- _Extracted data entries_

--- Start ---

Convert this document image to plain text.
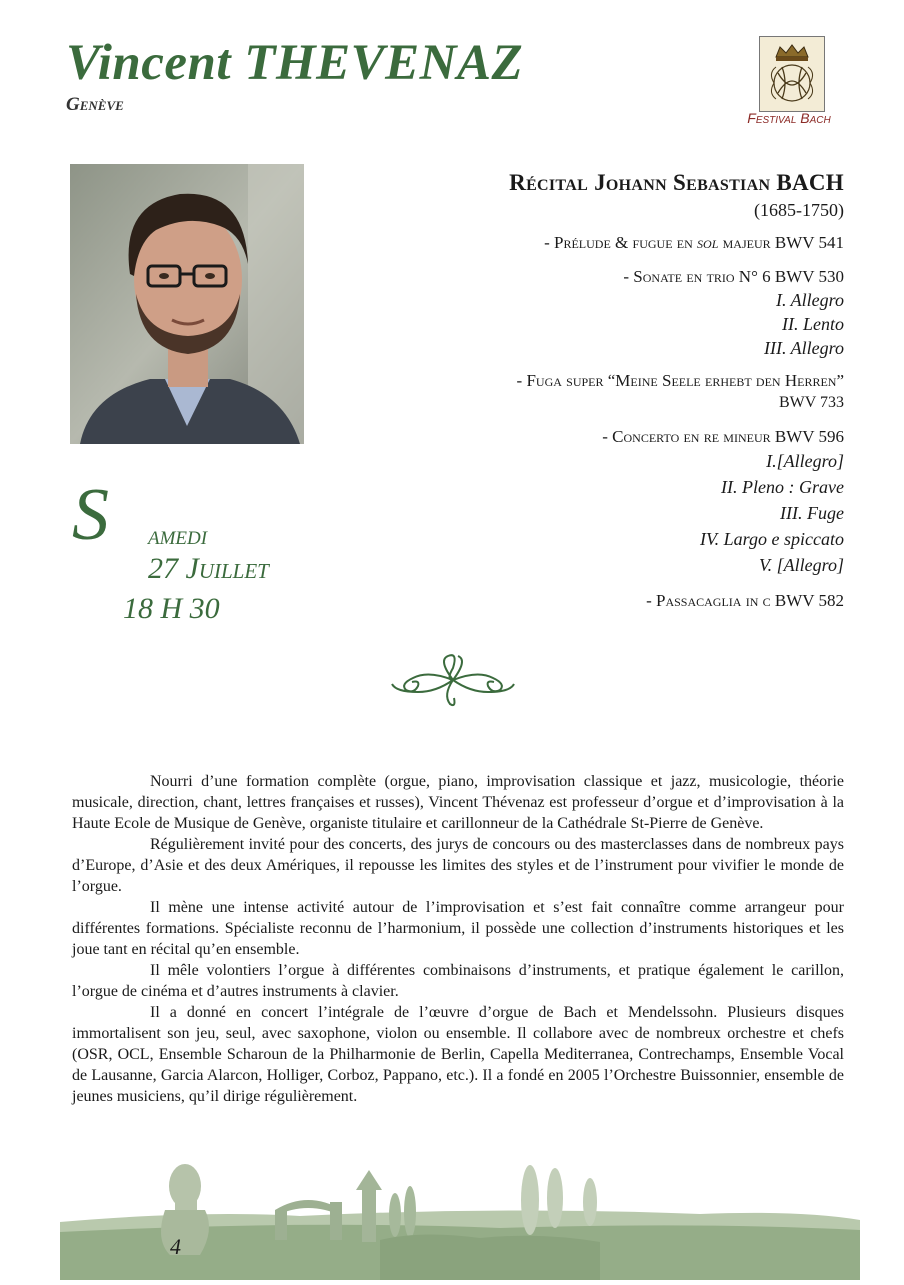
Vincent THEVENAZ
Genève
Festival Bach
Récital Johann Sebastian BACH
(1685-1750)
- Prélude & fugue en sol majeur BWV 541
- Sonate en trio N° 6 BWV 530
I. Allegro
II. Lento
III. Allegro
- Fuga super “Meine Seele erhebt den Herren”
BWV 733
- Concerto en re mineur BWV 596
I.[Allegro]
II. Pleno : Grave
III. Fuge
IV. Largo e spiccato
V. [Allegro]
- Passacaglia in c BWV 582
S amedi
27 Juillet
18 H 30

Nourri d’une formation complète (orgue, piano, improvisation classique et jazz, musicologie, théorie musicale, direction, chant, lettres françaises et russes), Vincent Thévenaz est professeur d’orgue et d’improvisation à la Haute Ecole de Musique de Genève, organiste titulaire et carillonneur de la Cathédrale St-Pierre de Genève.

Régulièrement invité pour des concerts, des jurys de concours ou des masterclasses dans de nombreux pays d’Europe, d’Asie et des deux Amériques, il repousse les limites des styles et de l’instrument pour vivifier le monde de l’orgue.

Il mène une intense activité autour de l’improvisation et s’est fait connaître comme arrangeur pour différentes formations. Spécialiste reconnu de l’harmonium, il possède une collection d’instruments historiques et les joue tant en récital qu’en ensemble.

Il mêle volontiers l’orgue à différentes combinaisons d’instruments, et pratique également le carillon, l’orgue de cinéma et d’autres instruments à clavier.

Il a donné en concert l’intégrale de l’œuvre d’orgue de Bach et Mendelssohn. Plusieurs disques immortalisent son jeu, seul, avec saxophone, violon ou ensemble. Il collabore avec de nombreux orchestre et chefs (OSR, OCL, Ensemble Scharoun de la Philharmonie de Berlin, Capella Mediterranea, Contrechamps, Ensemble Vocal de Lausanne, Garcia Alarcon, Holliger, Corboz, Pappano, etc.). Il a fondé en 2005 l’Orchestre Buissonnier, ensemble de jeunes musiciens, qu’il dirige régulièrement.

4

--- End ---

- _STATED EXERCISE_
Gather each line in these records that contains the string "différentes".

- _EXERCISE SOLUTION_
Il mène une intense activité autour de l’improvisation et s’est fait connaître comme arrangeur pour différentes formations. Spécialiste reconnu de l’harmonium, il possède une collection d’instruments historiques et les joue tant en récital qu’en ensemble.
Il mêle volontiers l’orgue à différentes combinaisons d’instruments, et pratique également le carillon, l’orgue de cinéma et d’autres instruments à clavier.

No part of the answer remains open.